##### EXCERPTED RECORDS #####

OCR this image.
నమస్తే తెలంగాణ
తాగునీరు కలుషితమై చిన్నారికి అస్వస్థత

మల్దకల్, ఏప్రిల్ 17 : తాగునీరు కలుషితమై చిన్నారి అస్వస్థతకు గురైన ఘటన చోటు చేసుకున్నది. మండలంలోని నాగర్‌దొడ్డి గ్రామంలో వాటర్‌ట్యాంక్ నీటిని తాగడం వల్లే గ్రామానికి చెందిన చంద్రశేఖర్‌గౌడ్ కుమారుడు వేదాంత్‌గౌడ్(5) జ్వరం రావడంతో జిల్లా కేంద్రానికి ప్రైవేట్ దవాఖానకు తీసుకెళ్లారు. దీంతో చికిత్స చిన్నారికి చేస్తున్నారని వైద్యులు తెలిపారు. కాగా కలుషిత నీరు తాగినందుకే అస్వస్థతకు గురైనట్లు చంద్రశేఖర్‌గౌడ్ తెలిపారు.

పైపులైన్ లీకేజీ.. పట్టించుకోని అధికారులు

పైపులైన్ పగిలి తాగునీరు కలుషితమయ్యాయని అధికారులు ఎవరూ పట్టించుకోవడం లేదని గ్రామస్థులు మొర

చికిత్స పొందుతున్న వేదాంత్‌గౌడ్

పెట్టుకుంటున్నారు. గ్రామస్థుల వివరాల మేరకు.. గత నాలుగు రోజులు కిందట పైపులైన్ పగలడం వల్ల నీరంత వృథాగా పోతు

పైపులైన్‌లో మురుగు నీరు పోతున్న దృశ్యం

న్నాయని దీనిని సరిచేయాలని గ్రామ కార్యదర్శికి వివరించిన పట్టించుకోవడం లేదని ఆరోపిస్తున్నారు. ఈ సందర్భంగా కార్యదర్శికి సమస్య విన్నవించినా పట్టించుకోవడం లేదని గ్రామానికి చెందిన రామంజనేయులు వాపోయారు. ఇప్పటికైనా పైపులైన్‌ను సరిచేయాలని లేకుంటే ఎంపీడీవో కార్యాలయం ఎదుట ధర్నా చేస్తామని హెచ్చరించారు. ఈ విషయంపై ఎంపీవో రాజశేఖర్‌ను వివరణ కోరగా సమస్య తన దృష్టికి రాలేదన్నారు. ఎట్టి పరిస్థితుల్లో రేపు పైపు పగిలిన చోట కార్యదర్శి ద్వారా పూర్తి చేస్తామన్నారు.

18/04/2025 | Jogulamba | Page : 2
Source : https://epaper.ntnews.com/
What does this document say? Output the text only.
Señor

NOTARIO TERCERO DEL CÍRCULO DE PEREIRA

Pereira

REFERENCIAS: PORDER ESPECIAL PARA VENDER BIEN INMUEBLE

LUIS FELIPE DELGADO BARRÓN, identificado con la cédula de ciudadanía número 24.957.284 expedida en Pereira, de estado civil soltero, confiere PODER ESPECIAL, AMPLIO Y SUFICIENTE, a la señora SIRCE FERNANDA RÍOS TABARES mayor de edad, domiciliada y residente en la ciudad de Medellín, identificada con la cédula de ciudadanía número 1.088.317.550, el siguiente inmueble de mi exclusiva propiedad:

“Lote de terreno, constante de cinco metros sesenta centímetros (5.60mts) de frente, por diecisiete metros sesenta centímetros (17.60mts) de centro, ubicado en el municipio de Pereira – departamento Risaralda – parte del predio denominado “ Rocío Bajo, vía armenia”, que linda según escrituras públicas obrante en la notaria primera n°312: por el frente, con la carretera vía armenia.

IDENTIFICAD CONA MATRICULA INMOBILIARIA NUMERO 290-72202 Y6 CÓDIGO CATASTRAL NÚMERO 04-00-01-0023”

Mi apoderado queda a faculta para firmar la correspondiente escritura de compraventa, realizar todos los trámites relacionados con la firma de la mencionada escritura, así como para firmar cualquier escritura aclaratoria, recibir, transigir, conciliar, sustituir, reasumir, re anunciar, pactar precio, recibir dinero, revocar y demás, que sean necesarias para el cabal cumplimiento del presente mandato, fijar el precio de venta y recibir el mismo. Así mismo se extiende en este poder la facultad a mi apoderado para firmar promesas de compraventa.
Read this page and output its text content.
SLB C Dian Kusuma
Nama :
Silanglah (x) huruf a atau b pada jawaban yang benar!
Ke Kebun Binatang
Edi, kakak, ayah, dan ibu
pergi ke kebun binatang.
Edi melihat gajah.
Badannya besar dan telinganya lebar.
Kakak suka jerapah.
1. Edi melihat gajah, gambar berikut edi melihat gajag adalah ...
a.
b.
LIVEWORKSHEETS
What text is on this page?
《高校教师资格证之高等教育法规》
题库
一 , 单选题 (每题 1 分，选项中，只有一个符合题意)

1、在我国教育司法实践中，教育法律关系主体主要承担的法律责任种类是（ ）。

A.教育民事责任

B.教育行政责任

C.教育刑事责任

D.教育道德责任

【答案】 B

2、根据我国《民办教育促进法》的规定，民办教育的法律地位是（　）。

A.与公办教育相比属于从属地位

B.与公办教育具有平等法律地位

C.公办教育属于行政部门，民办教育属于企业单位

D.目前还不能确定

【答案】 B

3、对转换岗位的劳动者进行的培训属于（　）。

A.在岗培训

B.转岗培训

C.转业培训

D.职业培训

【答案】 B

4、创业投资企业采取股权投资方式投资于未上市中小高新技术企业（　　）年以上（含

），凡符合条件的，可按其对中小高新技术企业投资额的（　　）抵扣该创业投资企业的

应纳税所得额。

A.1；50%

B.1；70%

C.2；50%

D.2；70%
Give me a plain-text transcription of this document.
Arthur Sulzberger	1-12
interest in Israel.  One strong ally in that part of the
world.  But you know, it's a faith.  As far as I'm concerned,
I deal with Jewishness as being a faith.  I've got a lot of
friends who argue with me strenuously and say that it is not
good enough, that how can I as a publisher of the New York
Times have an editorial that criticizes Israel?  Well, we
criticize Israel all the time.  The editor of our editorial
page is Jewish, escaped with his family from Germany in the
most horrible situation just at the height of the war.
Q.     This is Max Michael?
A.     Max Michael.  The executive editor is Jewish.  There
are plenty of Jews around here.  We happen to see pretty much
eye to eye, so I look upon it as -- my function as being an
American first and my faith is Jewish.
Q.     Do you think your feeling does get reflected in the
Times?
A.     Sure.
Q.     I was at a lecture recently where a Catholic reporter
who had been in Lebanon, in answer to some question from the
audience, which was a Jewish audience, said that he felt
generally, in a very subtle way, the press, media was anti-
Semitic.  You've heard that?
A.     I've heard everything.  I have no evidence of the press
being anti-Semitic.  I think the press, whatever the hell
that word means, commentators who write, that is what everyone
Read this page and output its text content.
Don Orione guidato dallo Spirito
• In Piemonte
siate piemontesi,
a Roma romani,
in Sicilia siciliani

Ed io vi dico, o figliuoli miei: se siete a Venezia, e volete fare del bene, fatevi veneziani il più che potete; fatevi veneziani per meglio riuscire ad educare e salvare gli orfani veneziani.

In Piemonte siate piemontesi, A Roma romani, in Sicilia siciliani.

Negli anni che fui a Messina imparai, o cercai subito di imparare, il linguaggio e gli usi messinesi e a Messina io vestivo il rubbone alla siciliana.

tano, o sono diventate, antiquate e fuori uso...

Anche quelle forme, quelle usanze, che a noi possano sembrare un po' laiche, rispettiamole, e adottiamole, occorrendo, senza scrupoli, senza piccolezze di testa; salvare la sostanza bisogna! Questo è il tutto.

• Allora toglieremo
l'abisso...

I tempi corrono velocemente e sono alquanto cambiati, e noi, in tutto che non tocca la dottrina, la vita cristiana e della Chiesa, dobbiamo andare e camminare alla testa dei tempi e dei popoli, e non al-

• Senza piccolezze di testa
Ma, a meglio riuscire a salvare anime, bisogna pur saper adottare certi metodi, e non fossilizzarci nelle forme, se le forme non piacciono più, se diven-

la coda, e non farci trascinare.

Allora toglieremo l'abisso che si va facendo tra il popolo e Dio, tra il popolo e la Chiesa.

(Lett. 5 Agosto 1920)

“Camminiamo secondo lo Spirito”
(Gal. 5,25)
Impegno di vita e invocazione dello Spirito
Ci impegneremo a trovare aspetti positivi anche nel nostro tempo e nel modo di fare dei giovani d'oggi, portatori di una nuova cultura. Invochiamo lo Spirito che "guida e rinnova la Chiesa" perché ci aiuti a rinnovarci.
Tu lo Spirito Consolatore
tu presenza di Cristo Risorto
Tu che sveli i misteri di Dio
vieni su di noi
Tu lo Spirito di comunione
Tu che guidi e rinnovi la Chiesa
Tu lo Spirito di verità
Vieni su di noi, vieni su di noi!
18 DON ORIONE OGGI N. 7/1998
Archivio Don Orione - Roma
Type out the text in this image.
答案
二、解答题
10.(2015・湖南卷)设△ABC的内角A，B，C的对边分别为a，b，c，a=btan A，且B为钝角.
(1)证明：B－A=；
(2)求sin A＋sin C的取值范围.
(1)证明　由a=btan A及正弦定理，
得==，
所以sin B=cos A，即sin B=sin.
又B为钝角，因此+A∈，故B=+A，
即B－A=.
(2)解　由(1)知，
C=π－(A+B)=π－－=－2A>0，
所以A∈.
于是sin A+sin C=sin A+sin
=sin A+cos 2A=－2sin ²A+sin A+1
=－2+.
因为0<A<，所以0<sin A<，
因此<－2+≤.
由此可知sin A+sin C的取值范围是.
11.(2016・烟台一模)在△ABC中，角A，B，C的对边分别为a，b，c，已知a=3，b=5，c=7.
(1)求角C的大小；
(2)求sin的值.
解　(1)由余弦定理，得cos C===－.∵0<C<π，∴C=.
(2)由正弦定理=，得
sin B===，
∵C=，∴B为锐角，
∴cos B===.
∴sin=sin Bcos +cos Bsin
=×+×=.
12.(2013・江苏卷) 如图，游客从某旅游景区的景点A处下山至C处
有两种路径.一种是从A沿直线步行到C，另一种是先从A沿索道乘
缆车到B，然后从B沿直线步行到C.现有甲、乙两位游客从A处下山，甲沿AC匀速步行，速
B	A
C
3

#####

### EXERCISE GOAL
Only the number is wanted: how many lines in the preceding entries hold the string "Allora"?

### OUTPUT FOR THIS EXERCISE
2